■ Task directions
Find the lines that contain the word "среды" and copy each one.

■ Exercise inputs
[BEGIN]
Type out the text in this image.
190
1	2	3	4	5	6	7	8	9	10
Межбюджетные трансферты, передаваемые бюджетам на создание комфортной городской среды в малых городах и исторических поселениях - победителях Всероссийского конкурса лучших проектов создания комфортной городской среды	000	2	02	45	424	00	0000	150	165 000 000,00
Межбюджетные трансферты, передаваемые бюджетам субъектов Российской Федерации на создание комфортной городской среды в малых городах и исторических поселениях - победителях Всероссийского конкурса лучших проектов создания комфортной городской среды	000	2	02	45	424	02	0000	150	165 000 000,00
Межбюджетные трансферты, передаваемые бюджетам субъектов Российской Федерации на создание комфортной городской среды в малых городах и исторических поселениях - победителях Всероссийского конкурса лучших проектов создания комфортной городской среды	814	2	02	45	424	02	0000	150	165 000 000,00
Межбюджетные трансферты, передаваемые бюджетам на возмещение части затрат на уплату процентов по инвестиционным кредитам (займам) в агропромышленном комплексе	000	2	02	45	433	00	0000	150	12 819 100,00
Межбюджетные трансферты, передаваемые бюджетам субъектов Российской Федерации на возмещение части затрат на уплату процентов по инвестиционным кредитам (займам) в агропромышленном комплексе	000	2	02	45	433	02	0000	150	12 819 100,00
[END]
■ Response below
Межбюджетные трансферты, передаваемые бюджетам на создание комфортной городской среды в малых городах и исторических поселениях - победителях Всероссийского конкурса лучших проектов создания комфортной городской среды	000	2	02	45	424	00	0000	150	165 000 000,00
Межбюджетные трансферты, передаваемые бюджетам субъектов Российской Федерации на создание комфортной городской среды в малых городах и исторических поселениях - победителях Всероссийского конкурса лучших проектов создания комфортной городской среды	000	2	02	45	424	02	0000	150	165 000 000,00
Межбюджетные трансферты, передаваемые бюджетам субъектов Российской Федерации на создание комфортной городской среды в малых городах и исторических поселениях - победителях Всероссийского конкурса лучших проектов создания комфортной городской среды	814	2	02	45	424	02	0000	150	165 000 000,00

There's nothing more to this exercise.